(Records from a dataset)
:::
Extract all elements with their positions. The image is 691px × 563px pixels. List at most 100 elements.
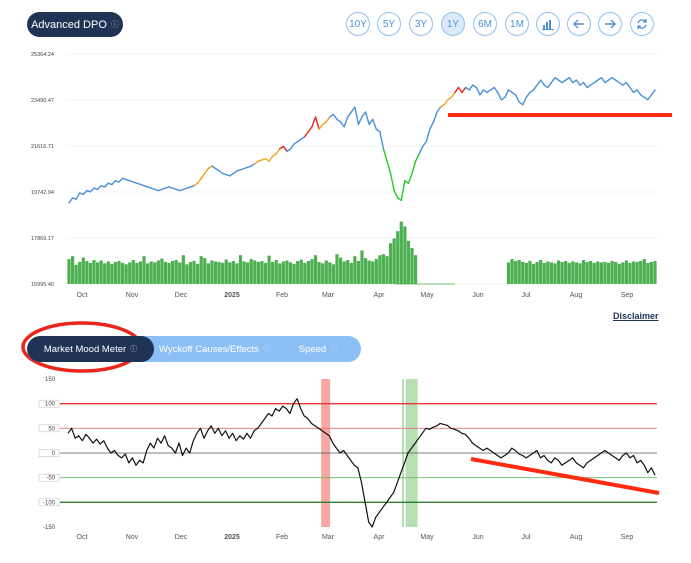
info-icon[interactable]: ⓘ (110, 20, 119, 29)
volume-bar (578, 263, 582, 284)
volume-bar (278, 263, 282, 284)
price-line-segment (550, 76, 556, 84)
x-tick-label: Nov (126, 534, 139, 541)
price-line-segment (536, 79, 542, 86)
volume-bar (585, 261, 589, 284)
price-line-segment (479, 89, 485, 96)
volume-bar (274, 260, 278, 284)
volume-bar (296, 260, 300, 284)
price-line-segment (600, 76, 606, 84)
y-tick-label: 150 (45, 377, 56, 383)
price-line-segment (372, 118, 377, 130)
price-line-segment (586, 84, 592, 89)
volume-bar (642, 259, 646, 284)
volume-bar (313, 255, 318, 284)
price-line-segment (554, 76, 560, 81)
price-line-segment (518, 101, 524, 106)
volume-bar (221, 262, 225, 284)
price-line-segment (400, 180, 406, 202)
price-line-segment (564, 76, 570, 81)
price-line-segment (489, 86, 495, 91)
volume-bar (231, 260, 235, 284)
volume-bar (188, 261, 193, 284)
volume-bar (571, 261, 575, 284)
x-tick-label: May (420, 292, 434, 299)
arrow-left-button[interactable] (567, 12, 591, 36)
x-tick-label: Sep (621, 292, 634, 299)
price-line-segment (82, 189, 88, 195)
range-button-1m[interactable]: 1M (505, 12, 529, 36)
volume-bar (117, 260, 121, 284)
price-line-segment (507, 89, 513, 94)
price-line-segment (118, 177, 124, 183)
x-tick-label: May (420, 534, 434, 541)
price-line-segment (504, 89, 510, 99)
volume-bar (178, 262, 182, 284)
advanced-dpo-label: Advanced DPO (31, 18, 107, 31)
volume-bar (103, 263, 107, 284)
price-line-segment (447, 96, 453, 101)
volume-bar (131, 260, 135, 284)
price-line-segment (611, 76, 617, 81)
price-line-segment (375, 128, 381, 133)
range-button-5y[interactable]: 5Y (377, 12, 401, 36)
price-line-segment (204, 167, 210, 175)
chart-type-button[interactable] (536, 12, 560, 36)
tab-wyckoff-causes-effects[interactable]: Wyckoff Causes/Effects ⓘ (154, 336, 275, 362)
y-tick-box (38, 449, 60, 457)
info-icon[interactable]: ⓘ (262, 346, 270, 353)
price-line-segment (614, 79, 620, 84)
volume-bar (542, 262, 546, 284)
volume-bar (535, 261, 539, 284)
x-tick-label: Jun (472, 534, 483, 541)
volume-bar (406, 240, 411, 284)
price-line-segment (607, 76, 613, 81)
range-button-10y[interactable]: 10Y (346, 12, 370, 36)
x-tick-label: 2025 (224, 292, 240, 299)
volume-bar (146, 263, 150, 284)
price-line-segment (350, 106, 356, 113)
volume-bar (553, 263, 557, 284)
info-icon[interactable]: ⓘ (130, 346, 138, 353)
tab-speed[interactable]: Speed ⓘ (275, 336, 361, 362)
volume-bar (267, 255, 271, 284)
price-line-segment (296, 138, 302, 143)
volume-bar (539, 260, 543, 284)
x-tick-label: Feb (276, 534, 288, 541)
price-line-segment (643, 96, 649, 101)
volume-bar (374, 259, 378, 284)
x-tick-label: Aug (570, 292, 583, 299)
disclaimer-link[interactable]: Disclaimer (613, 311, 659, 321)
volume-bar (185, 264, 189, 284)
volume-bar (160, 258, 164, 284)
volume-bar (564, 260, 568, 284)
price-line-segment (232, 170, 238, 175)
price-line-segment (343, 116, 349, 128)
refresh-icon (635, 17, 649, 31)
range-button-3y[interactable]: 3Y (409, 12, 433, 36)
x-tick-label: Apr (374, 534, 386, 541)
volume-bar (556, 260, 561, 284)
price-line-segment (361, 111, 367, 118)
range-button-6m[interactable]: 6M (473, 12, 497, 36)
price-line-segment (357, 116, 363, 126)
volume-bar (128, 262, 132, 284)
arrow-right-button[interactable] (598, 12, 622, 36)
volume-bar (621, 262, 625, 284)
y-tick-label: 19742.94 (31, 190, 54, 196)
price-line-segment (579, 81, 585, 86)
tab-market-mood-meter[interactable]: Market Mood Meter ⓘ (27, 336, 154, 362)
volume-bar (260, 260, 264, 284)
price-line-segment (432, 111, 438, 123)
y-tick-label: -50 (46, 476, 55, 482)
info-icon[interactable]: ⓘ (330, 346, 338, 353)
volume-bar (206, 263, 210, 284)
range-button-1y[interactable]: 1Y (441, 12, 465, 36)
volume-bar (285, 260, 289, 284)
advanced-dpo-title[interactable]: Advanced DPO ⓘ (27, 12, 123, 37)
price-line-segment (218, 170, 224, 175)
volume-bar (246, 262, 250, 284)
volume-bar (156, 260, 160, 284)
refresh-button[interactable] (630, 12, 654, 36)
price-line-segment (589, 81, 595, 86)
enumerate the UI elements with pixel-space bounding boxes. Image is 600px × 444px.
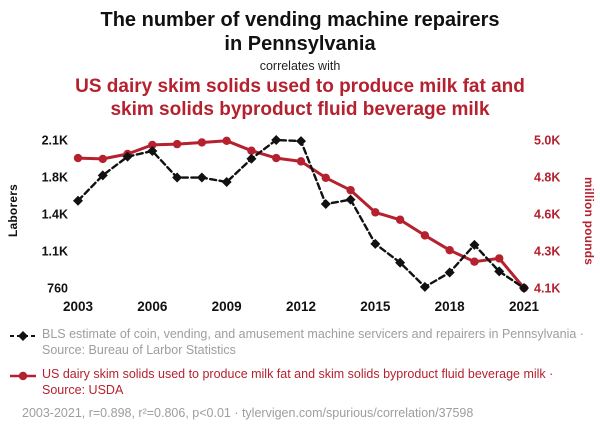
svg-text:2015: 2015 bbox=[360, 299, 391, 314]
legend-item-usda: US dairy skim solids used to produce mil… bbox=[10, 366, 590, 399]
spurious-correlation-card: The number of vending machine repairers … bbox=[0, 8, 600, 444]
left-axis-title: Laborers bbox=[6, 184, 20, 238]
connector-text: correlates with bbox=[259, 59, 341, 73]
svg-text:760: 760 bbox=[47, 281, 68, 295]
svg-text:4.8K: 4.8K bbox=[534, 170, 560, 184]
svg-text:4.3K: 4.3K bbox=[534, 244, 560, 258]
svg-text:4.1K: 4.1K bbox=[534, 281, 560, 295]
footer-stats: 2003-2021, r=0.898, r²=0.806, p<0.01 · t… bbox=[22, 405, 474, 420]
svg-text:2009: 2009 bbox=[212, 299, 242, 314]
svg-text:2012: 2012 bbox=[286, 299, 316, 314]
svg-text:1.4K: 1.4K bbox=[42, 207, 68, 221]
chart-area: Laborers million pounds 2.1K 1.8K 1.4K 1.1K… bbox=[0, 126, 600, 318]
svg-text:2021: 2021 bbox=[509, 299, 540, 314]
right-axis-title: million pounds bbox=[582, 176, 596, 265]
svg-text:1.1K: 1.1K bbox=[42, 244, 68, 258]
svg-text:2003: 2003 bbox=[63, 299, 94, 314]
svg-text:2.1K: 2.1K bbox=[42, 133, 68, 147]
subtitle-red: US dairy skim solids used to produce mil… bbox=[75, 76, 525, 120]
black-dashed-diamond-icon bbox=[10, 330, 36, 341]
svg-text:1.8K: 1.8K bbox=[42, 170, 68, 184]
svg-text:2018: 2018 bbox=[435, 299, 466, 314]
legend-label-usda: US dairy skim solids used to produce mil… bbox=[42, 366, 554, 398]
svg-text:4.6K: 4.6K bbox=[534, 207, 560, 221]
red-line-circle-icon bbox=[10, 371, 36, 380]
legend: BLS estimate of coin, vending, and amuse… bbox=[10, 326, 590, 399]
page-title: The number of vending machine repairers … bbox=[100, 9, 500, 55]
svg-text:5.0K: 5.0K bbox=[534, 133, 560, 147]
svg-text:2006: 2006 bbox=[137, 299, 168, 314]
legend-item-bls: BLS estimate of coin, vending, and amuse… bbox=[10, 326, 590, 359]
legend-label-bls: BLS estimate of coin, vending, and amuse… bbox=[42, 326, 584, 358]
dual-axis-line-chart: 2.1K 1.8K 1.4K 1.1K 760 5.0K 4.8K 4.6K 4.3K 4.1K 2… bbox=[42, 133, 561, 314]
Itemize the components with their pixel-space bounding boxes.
:::
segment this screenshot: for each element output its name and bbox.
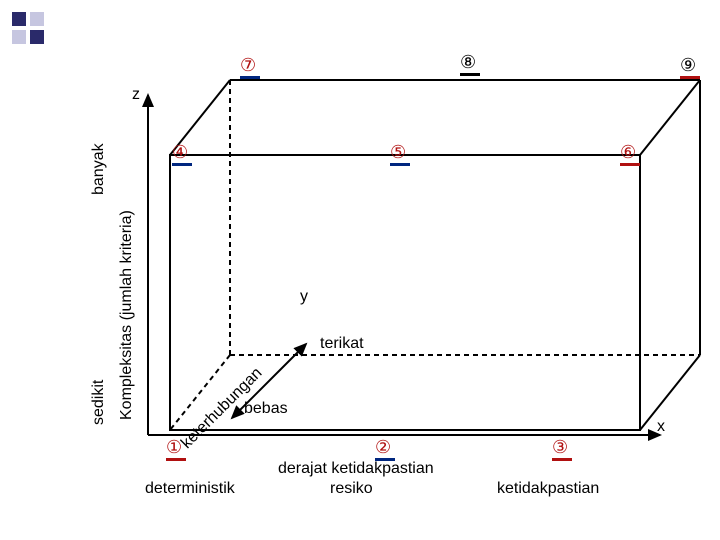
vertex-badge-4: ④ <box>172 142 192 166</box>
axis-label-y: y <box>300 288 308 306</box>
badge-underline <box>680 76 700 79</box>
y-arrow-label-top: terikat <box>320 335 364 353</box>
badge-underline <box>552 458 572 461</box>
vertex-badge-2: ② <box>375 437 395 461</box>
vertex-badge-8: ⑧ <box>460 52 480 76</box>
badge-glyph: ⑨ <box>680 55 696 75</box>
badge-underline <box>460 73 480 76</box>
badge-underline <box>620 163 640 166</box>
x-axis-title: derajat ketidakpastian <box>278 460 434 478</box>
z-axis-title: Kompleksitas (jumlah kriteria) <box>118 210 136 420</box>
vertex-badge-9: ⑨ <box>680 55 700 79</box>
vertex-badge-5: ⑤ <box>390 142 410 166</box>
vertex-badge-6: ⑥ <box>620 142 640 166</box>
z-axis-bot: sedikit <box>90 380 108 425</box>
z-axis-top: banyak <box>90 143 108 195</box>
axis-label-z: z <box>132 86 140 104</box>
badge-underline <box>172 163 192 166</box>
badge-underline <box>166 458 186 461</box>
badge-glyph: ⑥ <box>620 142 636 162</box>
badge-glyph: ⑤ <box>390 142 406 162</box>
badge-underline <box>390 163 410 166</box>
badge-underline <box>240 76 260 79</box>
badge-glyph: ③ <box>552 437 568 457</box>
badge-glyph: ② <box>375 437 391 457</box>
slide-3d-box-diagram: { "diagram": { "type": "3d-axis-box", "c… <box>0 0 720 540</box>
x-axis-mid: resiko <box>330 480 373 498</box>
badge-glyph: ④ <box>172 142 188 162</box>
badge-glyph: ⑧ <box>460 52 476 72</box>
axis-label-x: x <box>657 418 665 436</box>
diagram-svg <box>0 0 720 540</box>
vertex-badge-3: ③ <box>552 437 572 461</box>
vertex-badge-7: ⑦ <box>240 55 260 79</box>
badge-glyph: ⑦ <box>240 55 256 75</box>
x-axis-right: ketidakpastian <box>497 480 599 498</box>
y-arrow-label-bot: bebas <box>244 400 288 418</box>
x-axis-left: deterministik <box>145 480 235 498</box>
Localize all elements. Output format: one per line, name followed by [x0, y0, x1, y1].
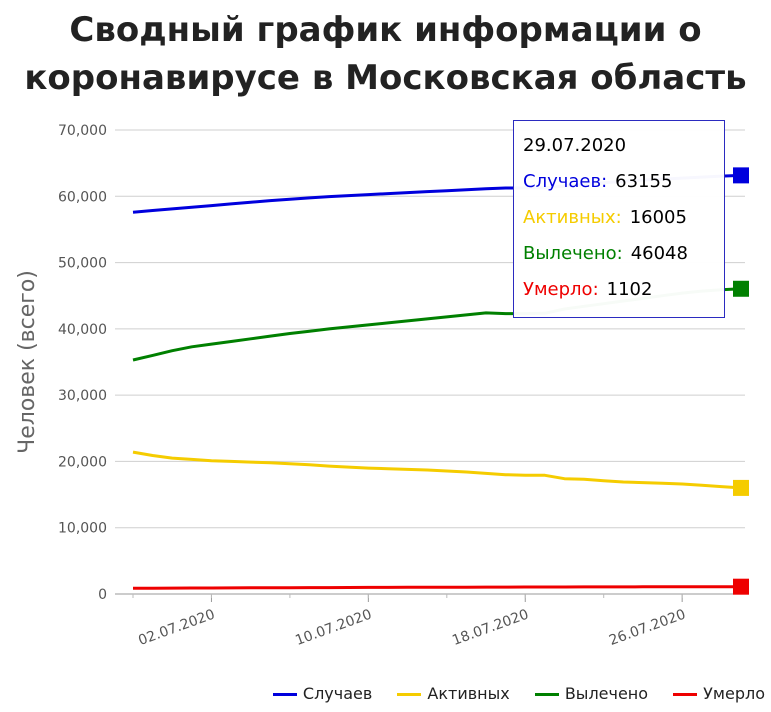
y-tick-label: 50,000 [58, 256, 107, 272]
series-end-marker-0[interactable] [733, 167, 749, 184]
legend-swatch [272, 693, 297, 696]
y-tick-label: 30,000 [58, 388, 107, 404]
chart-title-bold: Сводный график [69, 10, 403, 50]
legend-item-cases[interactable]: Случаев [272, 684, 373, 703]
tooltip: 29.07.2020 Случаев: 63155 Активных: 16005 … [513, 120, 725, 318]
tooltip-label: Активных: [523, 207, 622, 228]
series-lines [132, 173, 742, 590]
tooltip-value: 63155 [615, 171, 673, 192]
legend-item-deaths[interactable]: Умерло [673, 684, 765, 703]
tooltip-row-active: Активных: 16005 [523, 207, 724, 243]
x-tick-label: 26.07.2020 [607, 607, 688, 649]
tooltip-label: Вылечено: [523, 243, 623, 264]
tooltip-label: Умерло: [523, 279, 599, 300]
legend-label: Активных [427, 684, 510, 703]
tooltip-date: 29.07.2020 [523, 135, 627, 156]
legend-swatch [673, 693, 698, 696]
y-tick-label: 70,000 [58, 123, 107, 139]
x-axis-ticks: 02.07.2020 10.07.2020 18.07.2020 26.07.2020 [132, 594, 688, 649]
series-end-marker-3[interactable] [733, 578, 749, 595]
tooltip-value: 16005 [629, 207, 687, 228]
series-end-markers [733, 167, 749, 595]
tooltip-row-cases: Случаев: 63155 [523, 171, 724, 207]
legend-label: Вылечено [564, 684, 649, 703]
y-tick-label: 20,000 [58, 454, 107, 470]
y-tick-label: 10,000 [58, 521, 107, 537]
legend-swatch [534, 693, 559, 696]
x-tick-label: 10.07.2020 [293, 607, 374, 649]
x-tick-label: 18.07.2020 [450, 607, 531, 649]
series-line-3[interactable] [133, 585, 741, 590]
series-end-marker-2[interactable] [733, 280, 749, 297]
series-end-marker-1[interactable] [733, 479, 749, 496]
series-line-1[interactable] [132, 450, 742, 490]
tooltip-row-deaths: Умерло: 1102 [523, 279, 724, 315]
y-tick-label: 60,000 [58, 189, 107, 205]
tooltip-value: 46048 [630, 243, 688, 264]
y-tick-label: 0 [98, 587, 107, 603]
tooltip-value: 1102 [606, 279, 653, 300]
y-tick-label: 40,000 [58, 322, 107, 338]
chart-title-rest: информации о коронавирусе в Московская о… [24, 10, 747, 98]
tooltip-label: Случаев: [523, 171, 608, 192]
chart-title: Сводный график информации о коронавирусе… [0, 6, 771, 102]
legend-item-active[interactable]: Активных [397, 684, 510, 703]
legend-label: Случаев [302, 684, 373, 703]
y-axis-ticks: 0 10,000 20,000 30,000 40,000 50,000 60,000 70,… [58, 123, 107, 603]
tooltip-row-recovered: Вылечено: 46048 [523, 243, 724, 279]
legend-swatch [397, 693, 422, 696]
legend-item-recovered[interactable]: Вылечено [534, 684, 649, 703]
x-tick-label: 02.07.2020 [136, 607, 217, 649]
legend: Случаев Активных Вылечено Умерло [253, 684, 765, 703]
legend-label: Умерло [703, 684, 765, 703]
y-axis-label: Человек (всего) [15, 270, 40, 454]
:::
- [Instructions to follow]: Swap "badge-underline" for "badge-rule" in the lines starting at the one containing "vertex-badge-4: ④ <box>172 142 192 166</box>" and ending at the one containing "badge-underline <box>460 73 480 76</box>", and give back only those lines.

- [Answer to the problem]:
vertex-badge-4: ④ <box>172 142 192 166</box>
axis-label-y: y <box>300 288 308 306</box>
badge-rule <box>680 76 700 79</box>
y-arrow-label-top: terikat <box>320 335 364 353</box>
badge-rule <box>552 458 572 461</box>
vertex-badge-2: ② <box>375 437 395 461</box>
vertex-badge-8: ⑧ <box>460 52 480 76</box>
badge-glyph: ⑨ <box>680 55 696 75</box>
badge-rule <box>460 73 480 76</box>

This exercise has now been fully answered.